→ Supplied material
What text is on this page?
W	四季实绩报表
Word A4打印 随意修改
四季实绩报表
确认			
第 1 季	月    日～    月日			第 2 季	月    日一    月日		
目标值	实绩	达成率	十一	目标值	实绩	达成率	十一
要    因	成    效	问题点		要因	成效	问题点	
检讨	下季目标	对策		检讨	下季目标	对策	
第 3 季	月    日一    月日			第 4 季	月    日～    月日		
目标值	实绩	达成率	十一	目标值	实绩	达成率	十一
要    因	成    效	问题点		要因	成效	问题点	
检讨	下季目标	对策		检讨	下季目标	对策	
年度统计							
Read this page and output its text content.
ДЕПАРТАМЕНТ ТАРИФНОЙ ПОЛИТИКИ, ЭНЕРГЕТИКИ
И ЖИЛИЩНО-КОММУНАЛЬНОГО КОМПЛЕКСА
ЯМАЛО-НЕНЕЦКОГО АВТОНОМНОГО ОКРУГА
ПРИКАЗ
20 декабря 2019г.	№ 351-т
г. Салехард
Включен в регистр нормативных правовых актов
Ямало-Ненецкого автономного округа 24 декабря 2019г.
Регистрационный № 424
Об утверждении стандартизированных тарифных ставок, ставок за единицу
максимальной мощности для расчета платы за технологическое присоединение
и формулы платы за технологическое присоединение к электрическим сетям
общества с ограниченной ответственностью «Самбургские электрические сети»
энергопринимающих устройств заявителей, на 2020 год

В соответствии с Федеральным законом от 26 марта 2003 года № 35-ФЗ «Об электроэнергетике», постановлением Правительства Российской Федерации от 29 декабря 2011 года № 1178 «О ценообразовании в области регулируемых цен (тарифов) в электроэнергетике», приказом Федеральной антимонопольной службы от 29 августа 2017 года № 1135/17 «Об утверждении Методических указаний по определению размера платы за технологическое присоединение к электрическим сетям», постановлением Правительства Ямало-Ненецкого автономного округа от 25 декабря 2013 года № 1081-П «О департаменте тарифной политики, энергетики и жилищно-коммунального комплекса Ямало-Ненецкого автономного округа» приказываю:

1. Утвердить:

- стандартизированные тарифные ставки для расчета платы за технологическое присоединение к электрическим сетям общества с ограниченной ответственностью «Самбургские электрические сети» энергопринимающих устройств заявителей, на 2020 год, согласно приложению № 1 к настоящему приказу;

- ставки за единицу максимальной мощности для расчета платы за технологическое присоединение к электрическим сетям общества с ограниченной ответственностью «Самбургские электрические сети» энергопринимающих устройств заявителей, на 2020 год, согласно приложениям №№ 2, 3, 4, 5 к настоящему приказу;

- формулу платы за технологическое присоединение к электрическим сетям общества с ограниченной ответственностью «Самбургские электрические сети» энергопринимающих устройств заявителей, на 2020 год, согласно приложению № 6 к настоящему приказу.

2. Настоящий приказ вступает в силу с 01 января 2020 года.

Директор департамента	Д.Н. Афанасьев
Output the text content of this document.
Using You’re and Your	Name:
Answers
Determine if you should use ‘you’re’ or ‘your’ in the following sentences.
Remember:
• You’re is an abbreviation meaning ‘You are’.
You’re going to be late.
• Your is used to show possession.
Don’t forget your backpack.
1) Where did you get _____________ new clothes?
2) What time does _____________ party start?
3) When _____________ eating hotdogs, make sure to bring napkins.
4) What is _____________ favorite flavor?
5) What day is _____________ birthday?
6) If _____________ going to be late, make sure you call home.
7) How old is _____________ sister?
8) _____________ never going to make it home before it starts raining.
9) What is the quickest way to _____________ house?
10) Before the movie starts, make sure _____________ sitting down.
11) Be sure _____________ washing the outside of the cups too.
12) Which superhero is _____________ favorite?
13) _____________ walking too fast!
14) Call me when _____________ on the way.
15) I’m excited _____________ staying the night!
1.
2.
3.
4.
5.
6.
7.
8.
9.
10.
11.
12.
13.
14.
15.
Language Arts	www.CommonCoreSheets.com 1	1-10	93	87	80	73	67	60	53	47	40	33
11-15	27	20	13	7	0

→ Work to be completed
Recopy all the lines exactly as they appear.

→ Result of the exercise
What text is on this page?
W	四季实绩报表
Word A4打印 随意修改
四季实绩报表
确认			
第 1 季	月    日～    月日			第 2 季	月    日一    月日		
目标值	实绩	达成率	十一	目标值	实绩	达成率	十一
要    因	成    效	问题点		要因	成效	问题点	
检讨	下季目标	对策		检讨	下季目标	对策	
第 3 季	月    日一    月日			第 4 季	月    日～    月日		
目标值	实绩	达成率	十一	目标值	实绩	达成率	十一
要    因	成    效	问题点		要因	成效	问题点	
检讨	下季目标	对策		检讨	下季目标	对策	
年度统计							
Read this page and output its text content.
ДЕПАРТАМЕНТ ТАРИФНОЙ ПОЛИТИКИ, ЭНЕРГЕТИКИ
И ЖИЛИЩНО-КОММУНАЛЬНОГО КОМПЛЕКСА
ЯМАЛО-НЕНЕЦКОГО АВТОНОМНОГО ОКРУГА
ПРИКАЗ
20 декабря 2019г.	№ 351-т
г. Салехард
Включен в регистр нормативных правовых актов
Ямало-Ненецкого автономного округа 24 декабря 2019г.
Регистрационный № 424
Об утверждении стандартизированных тарифных ставок, ставок за единицу
максимальной мощности для расчета платы за технологическое присоединение
и формулы платы за технологическое присоединение к электрическим сетям
общества с ограниченной ответственностью «Самбургские электрические сети»
энергопринимающих устройств заявителей, на 2020 год

В соответствии с Федеральным законом от 26 марта 2003 года № 35-ФЗ «Об электроэнергетике», постановлением Правительства Российской Федерации от 29 декабря 2011 года № 1178 «О ценообразовании в области регулируемых цен (тарифов) в электроэнергетике», приказом Федеральной антимонопольной службы от 29 августа 2017 года № 1135/17 «Об утверждении Методических указаний по определению размера платы за технологическое присоединение к электрическим сетям», постановлением Правительства Ямало-Ненецкого автономного округа от 25 декабря 2013 года № 1081-П «О департаменте тарифной политики, энергетики и жилищно-коммунального комплекса Ямало-Ненецкого автономного округа» приказываю:

1. Утвердить:

- стандартизированные тарифные ставки для расчета платы за технологическое присоединение к электрическим сетям общества с ограниченной ответственностью «Самбургские электрические сети» энергопринимающих устройств заявителей, на 2020 год, согласно приложению № 1 к настоящему приказу;

- ставки за единицу максимальной мощности для расчета платы за технологическое присоединение к электрическим сетям общества с ограниченной ответственностью «Самбургские электрические сети» энергопринимающих устройств заявителей, на 2020 год, согласно приложениям №№ 2, 3, 4, 5 к настоящему приказу;

- формулу платы за технологическое присоединение к электрическим сетям общества с ограниченной ответственностью «Самбургские электрические сети» энергопринимающих устройств заявителей, на 2020 год, согласно приложению № 6 к настоящему приказу.

2. Настоящий приказ вступает в силу с 01 января 2020 года.

Директор департамента	Д.Н. Афанасьев
Output the text content of this document.
Using You’re and Your	Name:
Answers
Determine if you should use ‘you’re’ or ‘your’ in the following sentences.
Remember:
• You’re is an abbreviation meaning ‘You are’.
You’re going to be late.
• Your is used to show possession.
Don’t forget your backpack.
1) Where did you get _____________ new clothes?
2) What time does _____________ party start?
3) When _____________ eating hotdogs, make sure to bring napkins.
4) What is _____________ favorite flavor?
5) What day is _____________ birthday?
6) If _____________ going to be late, make sure you call home.
7) How old is _____________ sister?
8) _____________ never going to make it home before it starts raining.
9) What is the quickest way to _____________ house?
10) Before the movie starts, make sure _____________ sitting down.
11) Be sure _____________ washing the outside of the cups too.
12) Which superhero is _____________ favorite?
13) _____________ walking too fast!
14) Call me when _____________ on the way.
15) I’m excited _____________ staying the night!
1.
2.
3.
4.
5.
6.
7.
8.
9.
10.
11.
12.
13.
14.
15.
Language Arts	www.CommonCoreSheets.com 1	1-10	93	87	80	73	67	60	53	47	40	33
11-15	27	20	13	7	0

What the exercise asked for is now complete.